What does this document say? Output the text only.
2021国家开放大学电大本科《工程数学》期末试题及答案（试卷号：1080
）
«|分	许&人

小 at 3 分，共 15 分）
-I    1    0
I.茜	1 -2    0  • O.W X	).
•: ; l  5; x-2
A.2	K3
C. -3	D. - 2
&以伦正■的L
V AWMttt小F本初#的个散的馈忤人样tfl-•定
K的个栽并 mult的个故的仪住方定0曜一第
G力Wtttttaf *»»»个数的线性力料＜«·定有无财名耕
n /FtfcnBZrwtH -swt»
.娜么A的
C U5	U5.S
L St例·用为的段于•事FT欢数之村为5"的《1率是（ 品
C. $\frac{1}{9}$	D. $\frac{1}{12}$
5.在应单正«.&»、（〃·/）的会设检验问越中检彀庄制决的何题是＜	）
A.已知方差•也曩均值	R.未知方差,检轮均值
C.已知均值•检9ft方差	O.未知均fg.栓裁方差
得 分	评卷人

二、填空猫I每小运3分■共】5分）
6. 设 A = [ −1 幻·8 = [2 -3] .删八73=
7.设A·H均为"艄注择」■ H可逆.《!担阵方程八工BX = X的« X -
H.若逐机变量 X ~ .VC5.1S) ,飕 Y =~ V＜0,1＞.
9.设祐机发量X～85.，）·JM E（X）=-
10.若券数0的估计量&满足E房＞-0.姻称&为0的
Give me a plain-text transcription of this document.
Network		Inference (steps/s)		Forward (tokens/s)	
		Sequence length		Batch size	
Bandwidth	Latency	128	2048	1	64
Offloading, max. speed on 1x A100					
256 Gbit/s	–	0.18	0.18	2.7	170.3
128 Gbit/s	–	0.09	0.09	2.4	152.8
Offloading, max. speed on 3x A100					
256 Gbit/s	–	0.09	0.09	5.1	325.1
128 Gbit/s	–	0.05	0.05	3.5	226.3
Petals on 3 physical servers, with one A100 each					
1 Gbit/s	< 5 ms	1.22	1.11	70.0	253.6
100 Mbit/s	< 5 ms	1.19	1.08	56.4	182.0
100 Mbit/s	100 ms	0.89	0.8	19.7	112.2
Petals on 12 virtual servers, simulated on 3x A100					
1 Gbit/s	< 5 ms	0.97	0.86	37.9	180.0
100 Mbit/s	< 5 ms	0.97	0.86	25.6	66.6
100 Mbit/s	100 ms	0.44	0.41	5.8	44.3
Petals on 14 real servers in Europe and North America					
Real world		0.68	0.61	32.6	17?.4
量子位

▶ [Exercise objective]
Give back exactly the lines from the line containing "Give me a plain-text" to the end of the entries, and no other lines.

▶ [Solution]
Give me a plain-text transcription of this document.
Network		Inference (steps/s)		Forward (tokens/s)	
		Sequence length		Batch size	
Bandwidth	Latency	128	2048	1	64
Offloading, max. speed on 1x A100					
256 Gbit/s	–	0.18	0.18	2.7	170.3
128 Gbit/s	–	0.09	0.09	2.4	152.8
Offloading, max. speed on 3x A100					
256 Gbit/s	–	0.09	0.09	5.1	325.1
128 Gbit/s	–	0.05	0.05	3.5	226.3
Petals on 3 physical servers, with one A100 each					
1 Gbit/s	< 5 ms	1.22	1.11	70.0	253.6
100 Mbit/s	< 5 ms	1.19	1.08	56.4	182.0
100 Mbit/s	100 ms	0.89	0.8	19.7	112.2
Petals on 12 virtual servers, simulated on 3x A100					
1 Gbit/s	< 5 ms	0.97	0.86	37.9	180.0
100 Mbit/s	< 5 ms	0.97	0.86	25.6	66.6
100 Mbit/s	100 ms	0.44	0.41	5.8	44.3
Petals on 14 real servers in Europe and North America					
Real world		0.68	0.61	32.6	17?.4
量子位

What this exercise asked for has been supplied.